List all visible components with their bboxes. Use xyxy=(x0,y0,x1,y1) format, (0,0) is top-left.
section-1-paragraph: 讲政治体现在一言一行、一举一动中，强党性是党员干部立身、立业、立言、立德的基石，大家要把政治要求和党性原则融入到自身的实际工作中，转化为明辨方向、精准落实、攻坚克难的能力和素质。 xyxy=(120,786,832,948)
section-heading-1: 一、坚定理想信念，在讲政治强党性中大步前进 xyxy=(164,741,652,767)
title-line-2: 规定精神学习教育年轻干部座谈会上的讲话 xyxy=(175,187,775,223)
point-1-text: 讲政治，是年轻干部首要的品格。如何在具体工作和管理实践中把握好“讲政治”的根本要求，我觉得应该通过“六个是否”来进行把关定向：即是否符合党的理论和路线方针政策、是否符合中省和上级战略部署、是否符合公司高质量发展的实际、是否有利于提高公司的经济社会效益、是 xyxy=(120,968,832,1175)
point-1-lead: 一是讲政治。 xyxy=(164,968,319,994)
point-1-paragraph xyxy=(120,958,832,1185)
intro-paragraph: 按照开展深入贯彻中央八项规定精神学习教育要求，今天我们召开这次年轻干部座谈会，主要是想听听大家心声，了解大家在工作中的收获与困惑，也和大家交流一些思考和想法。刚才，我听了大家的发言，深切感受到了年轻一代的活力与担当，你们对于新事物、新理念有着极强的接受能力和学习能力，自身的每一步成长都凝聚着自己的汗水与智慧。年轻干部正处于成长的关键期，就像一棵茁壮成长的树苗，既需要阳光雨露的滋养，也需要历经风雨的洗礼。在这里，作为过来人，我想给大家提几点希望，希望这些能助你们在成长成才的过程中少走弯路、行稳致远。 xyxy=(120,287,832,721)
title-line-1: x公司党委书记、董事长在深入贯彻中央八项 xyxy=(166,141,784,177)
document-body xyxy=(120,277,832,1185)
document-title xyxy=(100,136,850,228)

→ **STATED TASK**
Copy out the listing above verbatim, line by line.

→ **SOLUTION FOR THIS EXERCISE**
List all visible components with their bboxes. Use xyxy=(x0,y0,x1,y1) format, (0,0) is top-left.
section-1-paragraph: 讲政治体现在一言一行、一举一动中，强党性是党员干部立身、立业、立言、立德的基石，大家要把政治要求和党性原则融入到自身的实际工作中，转化为明辨方向、精准落实、攻坚克难的能力和素质。 xyxy=(120,786,832,948)
section-heading-1: 一、坚定理想信念，在讲政治强党性中大步前进 xyxy=(164,741,652,767)
title-line-2: 规定精神学习教育年轻干部座谈会上的讲话 xyxy=(175,187,775,223)
point-1-text: 讲政治，是年轻干部首要的品格。如何在具体工作和管理实践中把握好“讲政治”的根本要求，我觉得应该通过“六个是否”来进行把关定向：即是否符合党的理论和路线方针政策、是否符合中省和上级战略部署、是否符合公司高质量发展的实际、是否有利于提高公司的经济社会效益、是 xyxy=(120,968,832,1175)
point-1-lead: 一是讲政治。 xyxy=(164,968,319,994)
point-1-paragraph xyxy=(120,958,832,1185)
intro-paragraph: 按照开展深入贯彻中央八项规定精神学习教育要求，今天我们召开这次年轻干部座谈会，主要是想听听大家心声，了解大家在工作中的收获与困惑，也和大家交流一些思考和想法。刚才，我听了大家的发言，深切感受到了年轻一代的活力与担当，你们对于新事物、新理念有着极强的接受能力和学习能力，自身的每一步成长都凝聚着自己的汗水与智慧。年轻干部正处于成长的关键期，就像一棵茁壮成长的树苗，既需要阳光雨露的滋养，也需要历经风雨的洗礼。在这里，作为过来人，我想给大家提几点希望，希望这些能助你们在成长成才的过程中少走弯路、行稳致远。 xyxy=(120,287,832,721)
title-line-1: x公司党委书记、董事长在深入贯彻中央八项 xyxy=(166,141,784,177)
document-body xyxy=(120,277,832,1185)
document-title xyxy=(100,136,850,228)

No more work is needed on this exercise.